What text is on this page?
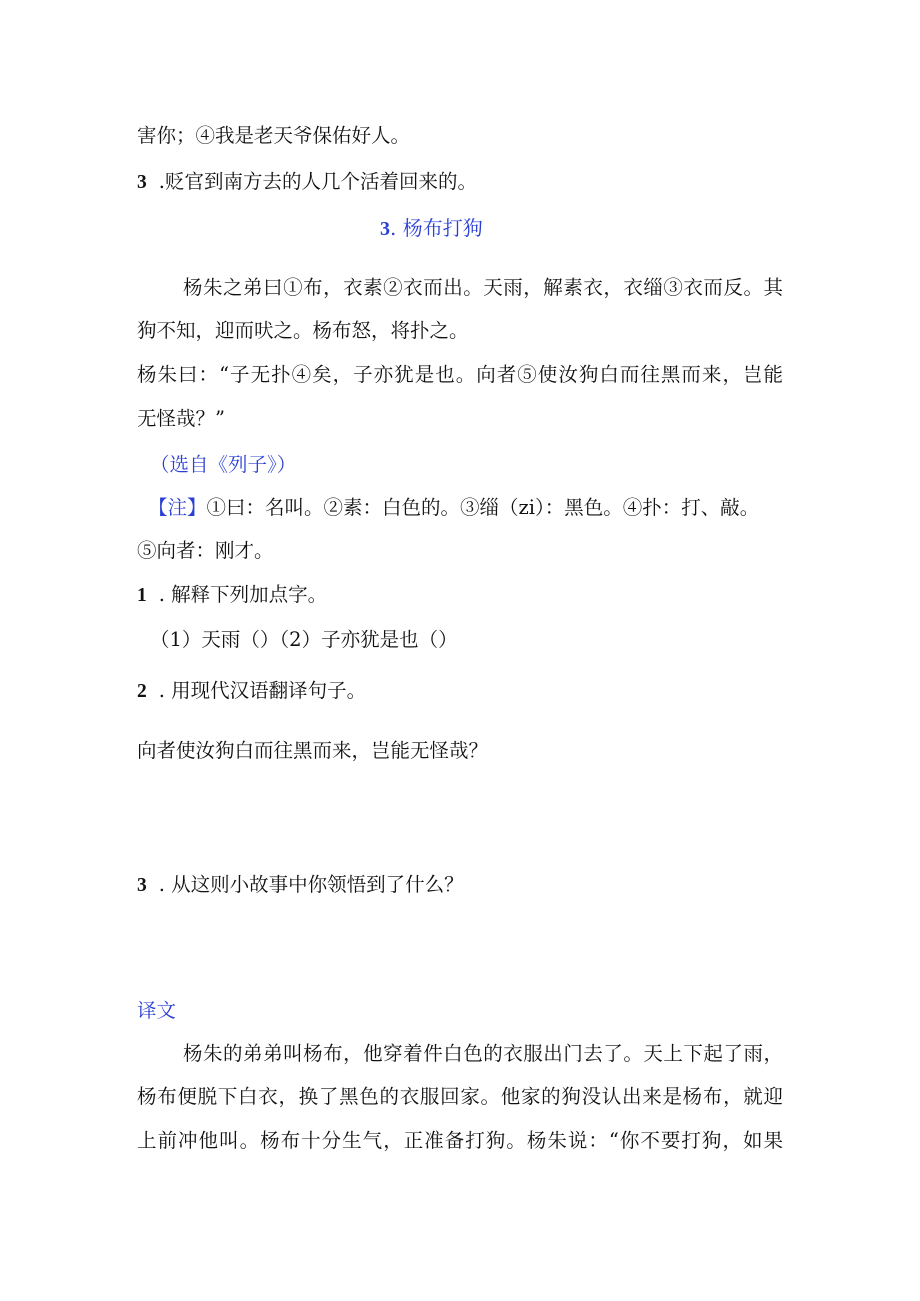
害你；④我是老天爷保佑好人。
3 .贬官到南方去的人几个活着回来的。
3. 杨布打狗
杨朱之弟曰①布，衣素②衣而出。天雨，解素衣，衣缁③衣而反。其
狗不知，迎而吠之。杨布怒，将扑之。
杨朱曰：“子无扑④矣，子亦犹是也。向者⑤使汝狗白而往黑而来，岂能
无怪哉？”
（选自《列子》）
【注】①曰：名叫。②素：白色的。③缁（zi）：黑色。④扑：打、敲。
⑤向者：刚才。
1 . 解释下列加点字。
（1）天雨（）（2）子亦犹是也（）
2 . 用现代汉语翻译句子。
向者使汝狗白而往黑而来，岂能无怪哉？
3 . 从这则小故事中你领悟到了什么？
译文
杨朱的弟弟叫杨布，他穿着件白色的衣服出门去了。天上下起了雨，
杨布便脱下白衣，换了黑色的衣服回家。他家的狗没认出来是杨布，就迎
上前冲他叫。杨布十分生气，正准备打狗。杨朱说：“你不要打狗，如果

**REQUIRED WORK**
Give every record back exactly as it reads, with no images.

**SOLUTION TO THE EXERCISE**
What text is on this page?
害你；④我是老天爷保佑好人。
3 .贬官到南方去的人几个活着回来的。
3. 杨布打狗
杨朱之弟曰①布，衣素②衣而出。天雨，解素衣，衣缁③衣而反。其
狗不知，迎而吠之。杨布怒，将扑之。
杨朱曰：“子无扑④矣，子亦犹是也。向者⑤使汝狗白而往黑而来，岂能
无怪哉？”
（选自《列子》）
【注】①曰：名叫。②素：白色的。③缁（zi）：黑色。④扑：打、敲。
⑤向者：刚才。
1 . 解释下列加点字。
（1）天雨（）（2）子亦犹是也（）
2 . 用现代汉语翻译句子。
向者使汝狗白而往黑而来，岂能无怪哉？
3 . 从这则小故事中你领悟到了什么？
译文
杨朱的弟弟叫杨布，他穿着件白色的衣服出门去了。天上下起了雨，
杨布便脱下白衣，换了黑色的衣服回家。他家的狗没认出来是杨布，就迎
上前冲他叫。杨布十分生气，正准备打狗。杨朱说：“你不要打狗，如果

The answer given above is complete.